**Supplied records**

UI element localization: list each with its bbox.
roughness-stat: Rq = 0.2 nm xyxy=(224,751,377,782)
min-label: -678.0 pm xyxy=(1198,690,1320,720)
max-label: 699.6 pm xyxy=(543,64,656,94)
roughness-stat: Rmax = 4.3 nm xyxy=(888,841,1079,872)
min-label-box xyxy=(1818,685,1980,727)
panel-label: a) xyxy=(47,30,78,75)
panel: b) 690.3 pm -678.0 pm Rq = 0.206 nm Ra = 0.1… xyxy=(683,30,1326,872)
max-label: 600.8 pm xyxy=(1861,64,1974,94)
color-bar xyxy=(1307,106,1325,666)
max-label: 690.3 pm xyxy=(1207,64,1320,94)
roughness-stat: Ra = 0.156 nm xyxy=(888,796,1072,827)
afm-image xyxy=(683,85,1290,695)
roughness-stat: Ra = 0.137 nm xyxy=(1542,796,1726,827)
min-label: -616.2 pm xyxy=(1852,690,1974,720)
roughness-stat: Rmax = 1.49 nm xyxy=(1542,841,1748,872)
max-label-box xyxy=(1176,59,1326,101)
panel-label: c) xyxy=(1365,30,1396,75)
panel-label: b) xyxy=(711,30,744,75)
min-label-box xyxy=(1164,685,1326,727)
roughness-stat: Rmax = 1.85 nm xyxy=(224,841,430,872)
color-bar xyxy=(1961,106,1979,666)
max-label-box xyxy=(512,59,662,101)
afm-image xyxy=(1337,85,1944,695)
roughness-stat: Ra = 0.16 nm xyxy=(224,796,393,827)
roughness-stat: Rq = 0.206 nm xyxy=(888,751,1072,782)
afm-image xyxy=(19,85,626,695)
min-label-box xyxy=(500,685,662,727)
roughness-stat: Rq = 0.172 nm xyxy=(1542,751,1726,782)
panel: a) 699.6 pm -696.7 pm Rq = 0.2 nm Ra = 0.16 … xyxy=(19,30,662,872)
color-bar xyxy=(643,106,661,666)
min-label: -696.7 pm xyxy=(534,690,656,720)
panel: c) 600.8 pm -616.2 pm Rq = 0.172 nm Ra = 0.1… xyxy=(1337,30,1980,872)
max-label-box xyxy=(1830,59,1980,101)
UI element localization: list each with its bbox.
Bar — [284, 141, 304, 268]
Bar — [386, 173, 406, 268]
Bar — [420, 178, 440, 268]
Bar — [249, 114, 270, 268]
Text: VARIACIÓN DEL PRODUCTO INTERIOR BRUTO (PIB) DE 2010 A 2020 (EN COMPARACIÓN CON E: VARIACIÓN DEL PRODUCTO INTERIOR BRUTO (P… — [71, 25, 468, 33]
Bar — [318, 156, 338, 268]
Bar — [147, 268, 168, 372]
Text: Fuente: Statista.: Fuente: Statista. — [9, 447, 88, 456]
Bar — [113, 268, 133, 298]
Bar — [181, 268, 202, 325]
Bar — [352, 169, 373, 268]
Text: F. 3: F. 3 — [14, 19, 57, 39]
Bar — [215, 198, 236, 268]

**Short task**
Reproduce all of the data above verbatim, keeping every line in its original order.

**The answer**
UI element localization: list each with its bbox.
roughness-stat: Rq = 0.2 nm xyxy=(224,751,377,782)
min-label: -678.0 pm xyxy=(1198,690,1320,720)
max-label: 699.6 pm xyxy=(543,64,656,94)
roughness-stat: Rmax = 4.3 nm xyxy=(888,841,1079,872)
min-label-box xyxy=(1818,685,1980,727)
panel-label: a) xyxy=(47,30,78,75)
panel: b) 690.3 pm -678.0 pm Rq = 0.206 nm Ra = 0.1… xyxy=(683,30,1326,872)
max-label: 600.8 pm xyxy=(1861,64,1974,94)
color-bar xyxy=(1307,106,1325,666)
max-label: 690.3 pm xyxy=(1207,64,1320,94)
roughness-stat: Ra = 0.156 nm xyxy=(888,796,1072,827)
afm-image xyxy=(683,85,1290,695)
roughness-stat: Ra = 0.137 nm xyxy=(1542,796,1726,827)
min-label: -616.2 pm xyxy=(1852,690,1974,720)
roughness-stat: Rmax = 1.49 nm xyxy=(1542,841,1748,872)
max-label-box xyxy=(1176,59,1326,101)
panel-label: c) xyxy=(1365,30,1396,75)
panel-label: b) xyxy=(711,30,744,75)
min-label-box xyxy=(1164,685,1326,727)
roughness-stat: Rmax = 1.85 nm xyxy=(224,841,430,872)
color-bar xyxy=(1961,106,1979,666)
max-label-box xyxy=(512,59,662,101)
afm-image xyxy=(1337,85,1944,695)
roughness-stat: Ra = 0.16 nm xyxy=(224,796,393,827)
roughness-stat: Rq = 0.206 nm xyxy=(888,751,1072,782)
afm-image xyxy=(19,85,626,695)
min-label-box xyxy=(500,685,662,727)
roughness-stat: Rq = 0.172 nm xyxy=(1542,751,1726,782)
panel: a) 699.6 pm -696.7 pm Rq = 0.2 nm Ra = 0.16 … xyxy=(19,30,662,872)
color-bar xyxy=(643,106,661,666)
min-label: -696.7 pm xyxy=(534,690,656,720)
panel: c) 600.8 pm -616.2 pm Rq = 0.172 nm Ra = 0.1… xyxy=(1337,30,1980,872)
max-label-box xyxy=(1830,59,1980,101)
UI element localization: list each with its bbox.
Bar — [284, 141, 304, 268]
Bar — [386, 173, 406, 268]
Bar — [420, 178, 440, 268]
Bar — [249, 114, 270, 268]
Text: VARIACIÓN DEL PRODUCTO INTERIOR BRUTO (PIB) DE 2010 A 2020 (EN COMPARACIÓN CON E: VARIACIÓN DEL PRODUCTO INTERIOR BRUTO (P… — [71, 25, 468, 33]
Bar — [318, 156, 338, 268]
Bar — [147, 268, 168, 372]
Text: Fuente: Statista.: Fuente: Statista. — [9, 447, 88, 456]
Bar — [113, 268, 133, 298]
Bar — [181, 268, 202, 325]
Bar — [352, 169, 373, 268]
Text: F. 3: F. 3 — [14, 19, 57, 39]
Bar — [215, 198, 236, 268]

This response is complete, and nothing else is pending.